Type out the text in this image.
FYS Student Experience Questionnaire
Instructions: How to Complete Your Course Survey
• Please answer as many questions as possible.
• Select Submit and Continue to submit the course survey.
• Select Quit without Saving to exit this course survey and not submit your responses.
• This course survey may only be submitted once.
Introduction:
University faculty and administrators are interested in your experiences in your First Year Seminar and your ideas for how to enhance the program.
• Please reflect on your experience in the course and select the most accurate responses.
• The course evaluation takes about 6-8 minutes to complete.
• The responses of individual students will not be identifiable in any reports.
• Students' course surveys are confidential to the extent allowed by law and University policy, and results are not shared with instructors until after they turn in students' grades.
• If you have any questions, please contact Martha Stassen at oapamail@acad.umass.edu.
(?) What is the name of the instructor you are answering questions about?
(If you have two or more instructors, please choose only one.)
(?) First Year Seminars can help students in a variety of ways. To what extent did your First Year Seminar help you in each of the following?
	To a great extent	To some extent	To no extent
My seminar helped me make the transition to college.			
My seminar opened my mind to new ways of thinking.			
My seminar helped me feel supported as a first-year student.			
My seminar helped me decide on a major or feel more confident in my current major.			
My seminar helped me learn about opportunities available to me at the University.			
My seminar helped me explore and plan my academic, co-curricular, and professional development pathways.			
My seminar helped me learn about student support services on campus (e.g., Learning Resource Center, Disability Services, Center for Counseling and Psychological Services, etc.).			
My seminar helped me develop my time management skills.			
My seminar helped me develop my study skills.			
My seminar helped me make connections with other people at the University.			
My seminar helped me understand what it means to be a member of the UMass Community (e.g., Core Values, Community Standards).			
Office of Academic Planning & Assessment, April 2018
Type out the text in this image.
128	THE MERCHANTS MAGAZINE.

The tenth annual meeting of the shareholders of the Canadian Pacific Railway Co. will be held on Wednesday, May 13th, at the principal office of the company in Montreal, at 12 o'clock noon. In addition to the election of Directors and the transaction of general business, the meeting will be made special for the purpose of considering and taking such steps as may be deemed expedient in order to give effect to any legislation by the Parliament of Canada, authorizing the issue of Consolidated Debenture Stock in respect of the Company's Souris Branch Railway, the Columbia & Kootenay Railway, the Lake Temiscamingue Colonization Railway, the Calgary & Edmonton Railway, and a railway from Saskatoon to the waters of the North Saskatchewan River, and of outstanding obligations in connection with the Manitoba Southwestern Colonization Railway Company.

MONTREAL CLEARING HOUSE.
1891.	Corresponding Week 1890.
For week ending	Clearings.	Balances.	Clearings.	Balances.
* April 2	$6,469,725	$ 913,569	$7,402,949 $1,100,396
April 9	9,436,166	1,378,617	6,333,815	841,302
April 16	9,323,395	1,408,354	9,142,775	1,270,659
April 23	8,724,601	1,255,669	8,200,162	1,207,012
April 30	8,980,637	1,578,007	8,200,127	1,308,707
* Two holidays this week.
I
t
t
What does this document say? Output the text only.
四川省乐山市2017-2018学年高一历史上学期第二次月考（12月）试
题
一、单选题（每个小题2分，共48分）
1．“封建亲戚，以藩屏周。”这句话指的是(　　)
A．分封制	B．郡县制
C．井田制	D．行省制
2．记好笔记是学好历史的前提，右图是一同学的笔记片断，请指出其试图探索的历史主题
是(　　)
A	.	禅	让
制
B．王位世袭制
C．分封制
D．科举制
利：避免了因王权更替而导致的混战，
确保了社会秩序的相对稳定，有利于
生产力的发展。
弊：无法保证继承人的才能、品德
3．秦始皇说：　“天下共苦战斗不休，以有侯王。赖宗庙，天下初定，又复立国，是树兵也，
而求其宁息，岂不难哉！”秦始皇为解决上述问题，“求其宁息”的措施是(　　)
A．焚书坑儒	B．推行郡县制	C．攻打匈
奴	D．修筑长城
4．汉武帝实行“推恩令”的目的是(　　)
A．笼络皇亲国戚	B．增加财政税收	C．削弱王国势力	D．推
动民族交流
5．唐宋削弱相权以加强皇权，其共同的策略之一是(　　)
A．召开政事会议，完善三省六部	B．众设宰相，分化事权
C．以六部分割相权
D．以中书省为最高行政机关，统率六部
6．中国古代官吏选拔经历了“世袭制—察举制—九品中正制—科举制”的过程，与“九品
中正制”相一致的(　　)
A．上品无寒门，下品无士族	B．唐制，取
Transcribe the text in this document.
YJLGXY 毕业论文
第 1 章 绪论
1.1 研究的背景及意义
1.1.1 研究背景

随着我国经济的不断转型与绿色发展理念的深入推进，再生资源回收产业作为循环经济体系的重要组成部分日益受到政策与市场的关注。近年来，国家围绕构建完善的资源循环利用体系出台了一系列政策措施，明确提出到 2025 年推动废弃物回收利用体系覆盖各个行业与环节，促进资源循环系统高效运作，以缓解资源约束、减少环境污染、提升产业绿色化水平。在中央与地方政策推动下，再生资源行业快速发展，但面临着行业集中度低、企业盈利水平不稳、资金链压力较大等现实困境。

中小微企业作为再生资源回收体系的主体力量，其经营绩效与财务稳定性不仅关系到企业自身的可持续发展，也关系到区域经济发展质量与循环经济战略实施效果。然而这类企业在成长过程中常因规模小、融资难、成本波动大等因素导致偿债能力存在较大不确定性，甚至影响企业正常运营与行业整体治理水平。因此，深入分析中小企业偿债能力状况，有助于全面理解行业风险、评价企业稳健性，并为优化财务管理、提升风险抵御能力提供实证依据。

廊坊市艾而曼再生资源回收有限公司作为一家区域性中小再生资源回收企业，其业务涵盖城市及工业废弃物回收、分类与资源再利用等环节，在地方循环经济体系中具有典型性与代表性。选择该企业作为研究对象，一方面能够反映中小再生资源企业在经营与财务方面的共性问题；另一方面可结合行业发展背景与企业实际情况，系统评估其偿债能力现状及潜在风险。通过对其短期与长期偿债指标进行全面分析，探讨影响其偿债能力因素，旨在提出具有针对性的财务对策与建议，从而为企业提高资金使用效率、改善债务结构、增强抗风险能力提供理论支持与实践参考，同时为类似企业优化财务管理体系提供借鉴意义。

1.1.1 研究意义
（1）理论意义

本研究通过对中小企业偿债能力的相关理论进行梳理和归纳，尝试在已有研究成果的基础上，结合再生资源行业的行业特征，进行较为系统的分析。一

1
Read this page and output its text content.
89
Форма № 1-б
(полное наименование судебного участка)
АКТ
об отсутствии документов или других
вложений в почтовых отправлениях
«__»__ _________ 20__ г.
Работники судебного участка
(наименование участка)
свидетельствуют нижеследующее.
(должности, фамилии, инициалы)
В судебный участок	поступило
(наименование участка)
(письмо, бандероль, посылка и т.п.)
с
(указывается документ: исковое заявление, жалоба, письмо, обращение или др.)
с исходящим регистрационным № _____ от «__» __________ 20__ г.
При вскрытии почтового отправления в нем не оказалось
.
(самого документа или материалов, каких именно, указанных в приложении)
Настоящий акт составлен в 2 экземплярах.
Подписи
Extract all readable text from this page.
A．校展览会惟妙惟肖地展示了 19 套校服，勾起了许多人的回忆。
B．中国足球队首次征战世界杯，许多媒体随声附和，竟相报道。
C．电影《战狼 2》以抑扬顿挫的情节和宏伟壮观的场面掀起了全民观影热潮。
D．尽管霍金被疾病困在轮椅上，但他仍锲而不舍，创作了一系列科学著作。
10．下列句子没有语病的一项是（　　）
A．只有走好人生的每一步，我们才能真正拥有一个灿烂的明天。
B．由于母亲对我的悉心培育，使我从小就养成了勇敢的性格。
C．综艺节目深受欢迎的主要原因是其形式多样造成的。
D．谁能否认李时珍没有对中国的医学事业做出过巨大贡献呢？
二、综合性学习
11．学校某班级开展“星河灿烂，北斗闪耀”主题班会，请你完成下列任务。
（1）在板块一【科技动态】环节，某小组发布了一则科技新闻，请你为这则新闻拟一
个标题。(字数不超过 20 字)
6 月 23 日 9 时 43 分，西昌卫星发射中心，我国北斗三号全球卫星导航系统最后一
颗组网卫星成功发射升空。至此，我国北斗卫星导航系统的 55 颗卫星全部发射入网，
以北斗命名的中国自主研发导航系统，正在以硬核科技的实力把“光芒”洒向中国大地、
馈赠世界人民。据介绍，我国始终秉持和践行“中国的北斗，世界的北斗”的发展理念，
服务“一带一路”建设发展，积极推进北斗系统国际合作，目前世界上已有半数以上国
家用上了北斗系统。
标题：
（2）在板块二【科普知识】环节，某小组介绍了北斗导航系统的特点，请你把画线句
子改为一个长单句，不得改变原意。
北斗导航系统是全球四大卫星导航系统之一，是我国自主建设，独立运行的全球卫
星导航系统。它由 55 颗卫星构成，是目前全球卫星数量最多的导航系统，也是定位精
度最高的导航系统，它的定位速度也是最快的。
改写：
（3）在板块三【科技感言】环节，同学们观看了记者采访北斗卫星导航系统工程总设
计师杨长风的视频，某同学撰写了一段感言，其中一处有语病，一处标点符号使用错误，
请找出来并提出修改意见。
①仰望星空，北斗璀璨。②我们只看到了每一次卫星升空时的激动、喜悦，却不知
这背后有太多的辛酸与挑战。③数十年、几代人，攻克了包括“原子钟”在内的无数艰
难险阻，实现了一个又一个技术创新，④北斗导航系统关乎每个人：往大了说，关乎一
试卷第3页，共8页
◇ ◇ ◇ ◇ ◇ ◇ ◇
• _Task to carry out_: Look above for every line with the word "document" and copy it.

• _Worked answer_:
What does this document say? Output the text only.
Transcribe the text in this document.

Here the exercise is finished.